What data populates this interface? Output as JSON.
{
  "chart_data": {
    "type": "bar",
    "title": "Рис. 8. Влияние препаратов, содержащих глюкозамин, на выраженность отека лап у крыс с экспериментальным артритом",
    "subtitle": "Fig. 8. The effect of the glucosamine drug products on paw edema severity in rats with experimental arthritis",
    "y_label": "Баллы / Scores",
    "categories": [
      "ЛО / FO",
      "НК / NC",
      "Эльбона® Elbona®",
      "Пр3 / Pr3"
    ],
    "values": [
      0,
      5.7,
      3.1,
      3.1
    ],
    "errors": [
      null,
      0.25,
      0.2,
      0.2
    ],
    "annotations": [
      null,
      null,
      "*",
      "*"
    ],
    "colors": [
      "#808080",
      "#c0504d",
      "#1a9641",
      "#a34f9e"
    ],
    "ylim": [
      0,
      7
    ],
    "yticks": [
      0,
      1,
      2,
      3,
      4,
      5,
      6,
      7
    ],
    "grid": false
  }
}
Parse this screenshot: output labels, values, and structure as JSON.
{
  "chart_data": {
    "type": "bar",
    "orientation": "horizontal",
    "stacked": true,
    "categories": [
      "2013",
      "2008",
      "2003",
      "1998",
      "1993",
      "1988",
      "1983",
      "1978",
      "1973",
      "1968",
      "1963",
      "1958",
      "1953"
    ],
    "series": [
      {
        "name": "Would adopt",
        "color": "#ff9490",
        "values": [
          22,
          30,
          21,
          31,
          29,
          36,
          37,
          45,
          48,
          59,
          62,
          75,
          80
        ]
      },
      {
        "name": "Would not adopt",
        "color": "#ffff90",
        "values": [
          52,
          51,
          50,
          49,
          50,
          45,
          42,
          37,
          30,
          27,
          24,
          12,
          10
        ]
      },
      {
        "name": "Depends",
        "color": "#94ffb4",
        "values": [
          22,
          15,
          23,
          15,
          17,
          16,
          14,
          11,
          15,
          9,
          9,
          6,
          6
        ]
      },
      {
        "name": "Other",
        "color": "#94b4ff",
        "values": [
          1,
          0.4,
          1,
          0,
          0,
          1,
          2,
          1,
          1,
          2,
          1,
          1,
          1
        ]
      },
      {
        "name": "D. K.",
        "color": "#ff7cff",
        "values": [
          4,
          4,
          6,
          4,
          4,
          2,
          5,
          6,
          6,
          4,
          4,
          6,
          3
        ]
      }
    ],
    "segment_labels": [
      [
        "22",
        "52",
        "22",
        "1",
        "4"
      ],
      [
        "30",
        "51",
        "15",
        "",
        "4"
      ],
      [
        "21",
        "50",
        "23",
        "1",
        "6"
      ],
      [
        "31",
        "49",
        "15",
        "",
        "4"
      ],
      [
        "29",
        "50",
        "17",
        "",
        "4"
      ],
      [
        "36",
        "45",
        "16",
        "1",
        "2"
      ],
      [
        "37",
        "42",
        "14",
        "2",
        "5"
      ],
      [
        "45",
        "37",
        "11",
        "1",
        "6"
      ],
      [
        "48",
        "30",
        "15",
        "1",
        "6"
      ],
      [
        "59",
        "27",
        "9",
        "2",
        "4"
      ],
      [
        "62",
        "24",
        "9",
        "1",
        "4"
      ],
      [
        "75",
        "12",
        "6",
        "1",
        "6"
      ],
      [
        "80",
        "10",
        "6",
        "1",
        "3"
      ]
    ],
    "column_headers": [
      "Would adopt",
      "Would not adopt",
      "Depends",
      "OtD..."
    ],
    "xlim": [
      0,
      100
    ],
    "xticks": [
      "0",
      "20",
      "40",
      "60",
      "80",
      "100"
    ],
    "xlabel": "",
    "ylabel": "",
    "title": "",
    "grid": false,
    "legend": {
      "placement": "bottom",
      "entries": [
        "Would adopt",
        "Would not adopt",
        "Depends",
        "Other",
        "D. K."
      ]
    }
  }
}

######

Written exercise:
Repeat all of the records above exactly as written.

Exercise output:
What data populates this interface? Output as JSON.
{
  "chart_data": {
    "type": "bar",
    "title": "Рис. 8. Влияние препаратов, содержащих глюкозамин, на выраженность отека лап у крыс с экспериментальным артритом",
    "subtitle": "Fig. 8. The effect of the glucosamine drug products on paw edema severity in rats with experimental arthritis",
    "y_label": "Баллы / Scores",
    "categories": [
      "ЛО / FO",
      "НК / NC",
      "Эльбона® Elbona®",
      "Пр3 / Pr3"
    ],
    "values": [
      0,
      5.7,
      3.1,
      3.1
    ],
    "errors": [
      null,
      0.25,
      0.2,
      0.2
    ],
    "annotations": [
      null,
      null,
      "*",
      "*"
    ],
    "colors": [
      "#808080",
      "#c0504d",
      "#1a9641",
      "#a34f9e"
    ],
    "ylim": [
      0,
      7
    ],
    "yticks": [
      0,
      1,
      2,
      3,
      4,
      5,
      6,
      7
    ],
    "grid": false
  }
}
Parse this screenshot: output labels, values, and structure as JSON.
{
  "chart_data": {
    "type": "bar",
    "orientation": "horizontal",
    "stacked": true,
    "categories": [
      "2013",
      "2008",
      "2003",
      "1998",
      "1993",
      "1988",
      "1983",
      "1978",
      "1973",
      "1968",
      "1963",
      "1958",
      "1953"
    ],
    "series": [
      {
        "name": "Would adopt",
        "color": "#ff9490",
        "values": [
          22,
          30,
          21,
          31,
          29,
          36,
          37,
          45,
          48,
          59,
          62,
          75,
          80
        ]
      },
      {
        "name": "Would not adopt",
        "color": "#ffff90",
        "values": [
          52,
          51,
          50,
          49,
          50,
          45,
          42,
          37,
          30,
          27,
          24,
          12,
          10
        ]
      },
      {
        "name": "Depends",
        "color": "#94ffb4",
        "values": [
          22,
          15,
          23,
          15,
          17,
          16,
          14,
          11,
          15,
          9,
          9,
          6,
          6
        ]
      },
      {
        "name": "Other",
        "color": "#94b4ff",
        "values": [
          1,
          0.4,
          1,
          0,
          0,
          1,
          2,
          1,
          1,
          2,
          1,
          1,
          1
        ]
      },
      {
        "name": "D. K.",
        "color": "#ff7cff",
        "values": [
          4,
          4,
          6,
          4,
          4,
          2,
          5,
          6,
          6,
          4,
          4,
          6,
          3
        ]
      }
    ],
    "segment_labels": [
      [
        "22",
        "52",
        "22",
        "1",
        "4"
      ],
      [
        "30",
        "51",
        "15",
        "",
        "4"
      ],
      [
        "21",
        "50",
        "23",
        "1",
        "6"
      ],
      [
        "31",
        "49",
        "15",
        "",
        "4"
      ],
      [
        "29",
        "50",
        "17",
        "",
        "4"
      ],
      [
        "36",
        "45",
        "16",
        "1",
        "2"
      ],
      [
        "37",
        "42",
        "14",
        "2",
        "5"
      ],
      [
        "45",
        "37",
        "11",
        "1",
        "6"
      ],
      [
        "48",
        "30",
        "15",
        "1",
        "6"
      ],
      [
        "59",
        "27",
        "9",
        "2",
        "4"
      ],
      [
        "62",
        "24",
        "9",
        "1",
        "4"
      ],
      [
        "75",
        "12",
        "6",
        "1",
        "6"
      ],
      [
        "80",
        "10",
        "6",
        "1",
        "3"
      ]
    ],
    "column_headers": [
      "Would adopt",
      "Would not adopt",
      "Depends",
      "OtD..."
    ],
    "xlim": [
      0,
      100
    ],
    "xticks": [
      "0",
      "20",
      "40",
      "60",
      "80",
      "100"
    ],
    "xlabel": "",
    "ylabel": "",
    "title": "",
    "grid": false,
    "legend": {
      "placement": "bottom",
      "entries": [
        "Would adopt",
        "Would not adopt",
        "Depends",
        "Other",
        "D. K."
      ]
    }
  }
}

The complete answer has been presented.